Exercise requirements: Write the next part of the Thanksgiving sermon on Habakkuk, beginning right after its final sentence.

Excerpt to read:
# # # # # # #
Written by Pastor Ed
God is Enough
October 11,2015 – Thanksgiving Sunday
Books of the Bible – Habakkuk
Hab. 1:1-4, 2: 1-4 and 3:17-19
One of the classic philosophical and religious arguments goes like this. We talk about God as being good, or love and we also talk about God as being all powerful, omnipotent. Yet there are clearly lots of bad things that happen in the world. So if God is good, then God must not be all powerful, so the argument goes – or conversely, if God is all powerful, God must not be all good to allow such bad things to happen.
It a question that can be discussed on a large scale of world events, or sometimes becomes very personal as we wonder why God allows someone we love to suffer, or a young person to die. Now, I’ll admit that for much of the last three months, I really didn’t pay much attention to world events. Traveling meant we were out of touch and for long stretches I didn’t watch any TV or read newspapers, and didn’t even check Facebook!
But the world continues even when we don’t know what’s going on. Persecution of people around the world, a deepening crisis of refugees from Syria and elsewhere, natural disasters as well as man-made ones continue to strike. And the gap between the haves and the have-nots continues to grow.
But none of this is new, nor is the argument about God. The prophet Habakkuk, writing in the late 7th century B.C., during the last days of King Josiah’s reforms and rule, cried out to God with essentially the same question. “How long shall I cry for help and you will not listen?” (1:2) Why does it seem like only the wicked prosper? Look at all the violence in the world, and it’s only getting worse. Can’t you do something about it? After all, you made everything, you don’t like evil – yet you remain silent.
The prophet voices what many of us sometimes feel, but don’t express. And Habakkuk is bold enough to demand an answer. “Look God, I’m going to stand here and wait until I get an answer!” (2:1) And indeed, God answers the prophet. In fact God says write down the answer, in big bold letters so even someone running by can read it. And what is that answer?
Well, it really has two parts. The first part is that even though it seems that evil is winning, that the wicked have it good, that is only a fleeting thing. Those who do evil will indeed fall, in God’s time. In the meantime, the second part of the answer, the righteous will live by their faith or faithfulness.
Now, the first part of that answer remains a difficult one for us, even today. We don’t want to wait. After all, shouldn’t the good people win, especially if we have God on our side? Of course, everyone thinks God is on their side, so sometimes that doesn’t help. And why do we think we should have it easy?
We need to face a reality, at least in North America, that we have been living under some false assumptions based on a Christendom model, where Christianity was assumed to be the dominant religion and held a privileged place in society. That is no longer true, if it ever was, and certainly our brothers and sisters from around the world are very aware of that reality in their countries. Christianity is a minority in the world, and we can no longer expect the privileges once enjoyed. Now I don’t believe, as some claim, that Christians are being persecuted in North America. But it is true that we can no longer assume that society around us holds Christian values or beliefs. But why should we be surprised? Even Jesus said there would be trouble for his disciples. And the people of God have faced persecution for centuries around the world.
# # # # # # #
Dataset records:
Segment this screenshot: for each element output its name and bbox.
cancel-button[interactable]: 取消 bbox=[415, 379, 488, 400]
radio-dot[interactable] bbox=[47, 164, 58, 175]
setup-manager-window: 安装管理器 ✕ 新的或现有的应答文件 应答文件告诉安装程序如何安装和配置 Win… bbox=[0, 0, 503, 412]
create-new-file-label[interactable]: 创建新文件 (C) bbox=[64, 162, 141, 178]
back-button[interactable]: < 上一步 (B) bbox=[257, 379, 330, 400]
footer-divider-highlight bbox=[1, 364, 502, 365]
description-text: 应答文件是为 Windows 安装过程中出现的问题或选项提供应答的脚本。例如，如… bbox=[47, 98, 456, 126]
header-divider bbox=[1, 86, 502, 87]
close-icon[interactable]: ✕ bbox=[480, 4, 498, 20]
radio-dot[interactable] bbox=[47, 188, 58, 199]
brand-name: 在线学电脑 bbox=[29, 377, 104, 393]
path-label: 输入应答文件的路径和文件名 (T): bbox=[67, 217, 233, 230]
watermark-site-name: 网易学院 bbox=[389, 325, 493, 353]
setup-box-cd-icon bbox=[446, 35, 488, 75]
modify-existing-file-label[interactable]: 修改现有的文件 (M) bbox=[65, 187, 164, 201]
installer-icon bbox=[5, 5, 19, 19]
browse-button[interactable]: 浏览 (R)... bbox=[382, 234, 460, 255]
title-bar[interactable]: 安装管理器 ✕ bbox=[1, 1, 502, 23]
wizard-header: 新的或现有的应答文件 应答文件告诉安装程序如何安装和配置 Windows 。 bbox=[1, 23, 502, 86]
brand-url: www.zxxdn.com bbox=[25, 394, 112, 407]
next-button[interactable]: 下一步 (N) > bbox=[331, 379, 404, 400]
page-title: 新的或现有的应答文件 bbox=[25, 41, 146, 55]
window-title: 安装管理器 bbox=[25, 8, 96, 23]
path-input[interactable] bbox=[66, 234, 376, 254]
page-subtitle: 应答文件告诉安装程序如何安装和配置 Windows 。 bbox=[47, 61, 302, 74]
# # # # # # #
Exercise result:
Which brings us to the second answer Habakkuk receives, namely that the righteous live by their faithfulness, which I think is a better translation than “faith.” When we talk about faith, too often we just think that means what we believe. But faith in the Bible isn’t about believing something, it has to do with how we live. “Faith is the assurance of things hoped for, the conviction of things not seen,” says the writer of Hebrews. (11:1) And the Hebrews writer goes on to talk about how those heroes of the faith lived, even in the face of persecution and even death.
You see, being faithful isn’t or shouldn’t be dependent on things going well. If it were, God’s people would have disappeared long ago, Christianity would have died out in the 1st century and there would be no such thing as an Anabaptist movement. And Habakkuk gets the message, for the third chapter of his little book is a song of praise. As the prophet contemplates what he has heard from God, he recognizes the awesomeness of God and comes to the conclusion, as have so many through the years, that God is enough. That even though things don’t seem to be going well, just knowing that God is in control, that God knows what’s going on, is enough to keep on being faithful to that God.
Habakkuk is overcome with awe at the God revealed in nature, and trembles at the thought of what awaits those who don’t recognize the God of creation. And, we might add, the fact that God’s people have survived through the centuries is testimony to the faithfulness by which the righteous live.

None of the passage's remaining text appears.